- [SOURCE EXTRACT]:

Our method is strongly motivated by the work in \cite{e1}.
\end{abstract}
\maketitle
\numberwithin{equation}{section}
\newtheorem{theorem}{Theorem}[section]
\newtheorem{lemma}[theorem]{Lemma}
\newtheorem{remark}[theorem]{Remark}
\section{Introduction}
In the 1960's, Aronsson introduced the notion of the absolutely
minimizing Lipschitz extension. Namely, $u\in W^{1,\infty}(\Omega)$
is said to be an \emph{absolutely minimizing Lipschitz extension} in
some bounded open subset $\Omega$ if for any open set
$V\subset\Omega$, we have that
$$
\sup_{x\ne y\in \partial V} {|u(x)-u(y)|\over |x-y|} =\sup_{x\ne
y\in \bar V} {|u(x)-u(y)|\over |x-y|}.

- [DIRECTIONS]:
1/ According to the Lipschitz extension source, in what decade did Aronsson introduce the notion of the absolutely minimizing Lipschitz extension?
2/ For each statement, say whether it agrees with the Lipschitz extension source, and quote the words of the source that decide it: (a) Aronsson introduced the notion of the absolutely minimizing Lipschitz extension. (b) The subset $\Omega$ in the definition is unbounded. (c) The method is strongly motivated by the work in \cite{e1}.
3/ Write the continuation of the Lipschitz extension source, picking up right after the last line shown.

[Spatial layout data]
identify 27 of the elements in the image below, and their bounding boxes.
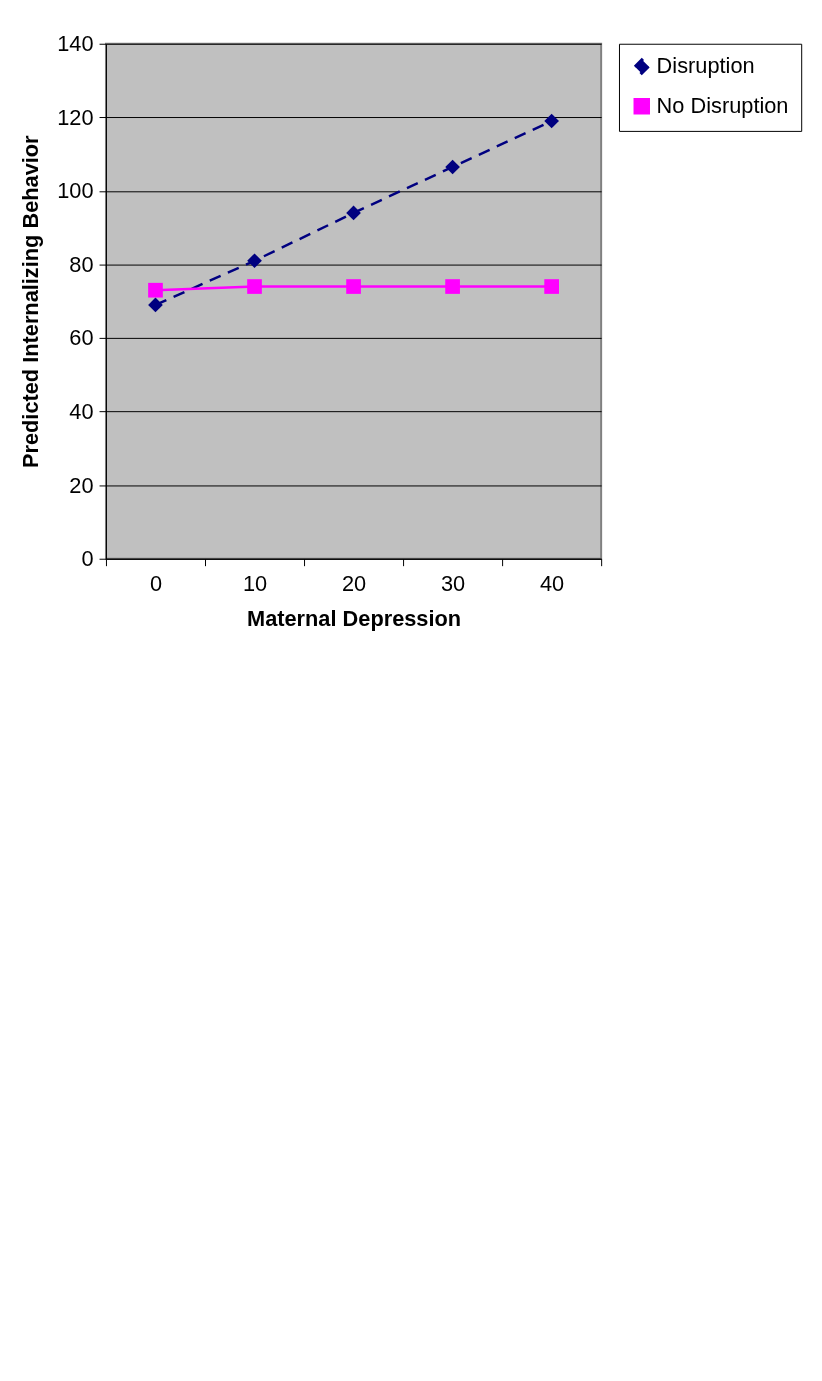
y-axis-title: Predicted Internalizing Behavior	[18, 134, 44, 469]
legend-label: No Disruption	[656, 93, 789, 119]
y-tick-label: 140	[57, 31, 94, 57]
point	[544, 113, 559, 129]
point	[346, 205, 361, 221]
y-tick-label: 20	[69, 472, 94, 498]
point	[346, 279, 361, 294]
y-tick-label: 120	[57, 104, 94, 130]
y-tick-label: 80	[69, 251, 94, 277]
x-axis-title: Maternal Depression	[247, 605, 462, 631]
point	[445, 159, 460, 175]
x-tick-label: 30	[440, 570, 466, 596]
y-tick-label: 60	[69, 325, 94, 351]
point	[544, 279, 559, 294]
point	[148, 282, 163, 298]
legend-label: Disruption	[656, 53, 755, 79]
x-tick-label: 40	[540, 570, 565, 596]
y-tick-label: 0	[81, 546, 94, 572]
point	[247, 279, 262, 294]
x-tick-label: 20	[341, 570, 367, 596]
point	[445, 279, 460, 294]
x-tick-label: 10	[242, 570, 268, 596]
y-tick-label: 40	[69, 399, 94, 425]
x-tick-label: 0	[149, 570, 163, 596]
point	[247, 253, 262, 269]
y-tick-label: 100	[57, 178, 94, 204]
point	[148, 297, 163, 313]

- [RESULTS BY TASK]:
1/ In the 1960's.

2/
(a) Yes: "In the 1960's, Aronsson introduced the notion of the absolutely minimizing Lipschitz extension."
(b) No: "some bounded open subset $\Omega$"
(c) Yes: "Our method is strongly motivated by the work in \cite{e1}."

3/
$$
The results in Crandall-Evans-Gariepy \cite{c-e-g} imply that the
above definition is in fact equivalent to say that for any open
set $V\subset \Omega$ and $v\in W^{1,\infty}(V)$,
$$
u|_{\partial V}=v|_{\partial V}\; \Rightarrow \;
||Du||_{L^{\infty}(V)}\leq ||Dv||_{L^{\infty}(V)}.
$$
The second characterization is what Jensen used in his influential
paper \cite{j1} where he proved that $u\in W^{1,\infty}(\Omega)$ is
an absolutely minimizing Lipschitz extension with given Lipschitz
continuous boundary date $g$ if and only if it is a viscosity
solution of the following infinity Laplacian equation.
\begin{gather*}
u_{x_i}u_{x_j}u_{x_ix_j}=0 \quad \text{in }\Omega \\
u|_{\partial \Omega}=g.
\end{gather*}
He also showed that the above infinity Laplacian equation has
a unique viscosity solution with given continuous boundary data. A direct
consequence is that absolute minimizing Lipschitz extension is unique with given
boundary data.
We also name a viscosity solution of the infinity
Laplacian equation as an infinity harmonic function. Recently, people have
tremendous interest in this
degenerate elliptic equation. The interested readers can find most
of relevant works in the note Crandall \cite{c1}.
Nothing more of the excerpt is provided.